Additionally, as we explained in Section II.B, the low inertia of an unconventional source can exacerbate the infeed effect for slowly cleared external faults with resistance (Fig. 1 and Fig. 3) or beyond a significant impedance (Fig. 2 and Fig. 4). To prevent Zone 1 misoperation for such faults, the logic in Fig. 23 should disengage the Zone 1 element after giving it a short window of time to operate for an internal fault. This can be accomplished by adding supervision with the TD32.Z1 bit (Fig. 20) to the AND gates in Fig. 23. Alternatively, or additionally, the Zone 1 logic can monitor the frequency difference between the pre-fault frequency and the present frequency and disengage the Zone 1 element once the accumulated frequency difference exceeds a certain threshold.

To address the infeed effect at the beginning of an external fault, even before the frequency excursion can exacerbate the effect, you should use the mho characteristic (Fig. 8) or the quadrilateral characteristic with a clockwise security tilt (Fig. 10).

B. Zone 2 Logic To address the outfeed effect for a resistive internal fault,

even before the frequency excursion can exacerbate the effect, you should consider using the quadrilateral characteristic with a counterclockwise tilt for dependability (Fig. 11), according to the standard practice. Frequency excursions can push the apparent impedance further away from the relay (see Fig. 3 and Fig. 4). Therefore, Zone 2 applications near unconventional sources should consider a generous reach margin or a composite characteristic, as described next for step distance applications.

C. Step Distance Logic You may consider avoiding directionalizing the offset

characteristic in step distance protection applications because step distance protection uses at least one step of time-delay coordination. If a reverse close-in fault is not cleared within the breaker failure protection time, breaker failure protection is likely to trip the line breaker anyway or it will remove the fault (the exact tripping sequence depends on the bus configuration). Allowing a time-delayed nondirectional trip does not erode security but adds dependability while keeping the distance element logic simple. Nondirectional step distance protection operation may be acceptable when the time delay is one coordination step and is definitely a good solution if the time delay is two coordination steps. To avoid directionalizing a step distance zone, remove the directional bits from the AND gates in Fig. 23.

When set to cover the remote bus, the step distance characteristic should use a generous margin. Note that the counterclockwise tilt of the reactance characteristic (Fig. 11) may not be enough to ensure dependability because the frequency excursion can push the apparent impedance farther away while the zone timer is timing out (Fig. 3 and Fig. 4).

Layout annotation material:
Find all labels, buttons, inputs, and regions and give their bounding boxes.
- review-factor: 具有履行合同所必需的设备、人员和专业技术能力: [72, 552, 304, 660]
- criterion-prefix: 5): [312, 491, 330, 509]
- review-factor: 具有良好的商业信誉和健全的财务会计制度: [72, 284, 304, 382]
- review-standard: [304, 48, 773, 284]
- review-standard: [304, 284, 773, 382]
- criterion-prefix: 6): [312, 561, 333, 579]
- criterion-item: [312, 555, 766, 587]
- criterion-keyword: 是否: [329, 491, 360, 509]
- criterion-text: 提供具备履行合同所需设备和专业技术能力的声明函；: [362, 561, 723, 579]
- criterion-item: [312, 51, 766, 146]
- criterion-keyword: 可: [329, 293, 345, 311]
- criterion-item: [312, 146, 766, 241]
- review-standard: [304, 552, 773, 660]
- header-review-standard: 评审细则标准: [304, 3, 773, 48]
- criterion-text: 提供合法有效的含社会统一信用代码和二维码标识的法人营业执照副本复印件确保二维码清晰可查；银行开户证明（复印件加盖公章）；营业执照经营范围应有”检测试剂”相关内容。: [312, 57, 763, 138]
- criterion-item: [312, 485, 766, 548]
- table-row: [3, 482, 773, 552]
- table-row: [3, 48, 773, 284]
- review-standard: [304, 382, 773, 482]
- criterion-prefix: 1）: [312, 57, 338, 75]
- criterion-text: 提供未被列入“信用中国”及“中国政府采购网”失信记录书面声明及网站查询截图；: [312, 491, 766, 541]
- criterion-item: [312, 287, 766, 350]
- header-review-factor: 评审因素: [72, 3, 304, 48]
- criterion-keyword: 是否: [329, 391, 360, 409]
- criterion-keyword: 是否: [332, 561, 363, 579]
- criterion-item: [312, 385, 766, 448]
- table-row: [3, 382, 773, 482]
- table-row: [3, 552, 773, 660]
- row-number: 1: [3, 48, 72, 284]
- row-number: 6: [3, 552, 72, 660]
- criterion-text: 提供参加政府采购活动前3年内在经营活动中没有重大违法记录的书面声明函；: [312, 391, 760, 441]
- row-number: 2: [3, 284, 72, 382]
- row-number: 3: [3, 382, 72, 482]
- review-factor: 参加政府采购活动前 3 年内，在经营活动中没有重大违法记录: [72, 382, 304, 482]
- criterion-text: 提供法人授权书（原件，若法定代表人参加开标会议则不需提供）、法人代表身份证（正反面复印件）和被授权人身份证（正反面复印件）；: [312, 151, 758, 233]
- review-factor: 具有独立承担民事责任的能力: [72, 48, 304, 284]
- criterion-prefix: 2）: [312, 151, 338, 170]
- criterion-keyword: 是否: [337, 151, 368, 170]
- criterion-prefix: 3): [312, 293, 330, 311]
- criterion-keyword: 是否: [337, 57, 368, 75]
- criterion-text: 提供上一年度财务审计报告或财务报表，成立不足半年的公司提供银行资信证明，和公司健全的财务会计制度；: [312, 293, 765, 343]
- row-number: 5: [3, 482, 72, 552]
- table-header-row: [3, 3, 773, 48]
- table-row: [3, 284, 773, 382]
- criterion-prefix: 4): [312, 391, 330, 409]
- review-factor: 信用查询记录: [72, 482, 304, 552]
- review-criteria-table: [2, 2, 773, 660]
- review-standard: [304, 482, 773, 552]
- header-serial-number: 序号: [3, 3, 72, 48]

BRIEF A:
Repeat everything in the passage on distance protection zones from "When set to" down to "(Fig. 3 and Fig. 4).".
BRIEF B:
Translate this sentence from the passage on distance protection zones into Spanish: "Frequency excursions can push the apparent impedance further away from the relay (see Fig. 3 and Fig. 4)."
This material has no connection to the passage on distance protection zones.

FINAL ANSWER A:
When set to cover the remote bus, the step distance characteristic should use a generous margin. Note that the counterclockwise tilt of the reactance characteristic (Fig. 11) may not be enough to ensure dependability because the frequency excursion can push the apparent impedance farther away while the zone timer is timing out (Fig. 3 and Fig. 4).

FINAL ANSWER B:
Las excursiones de frecuencia pueden alejar aún más la impedancia aparente del relé (véanse la Fig. 3 y la Fig. 4).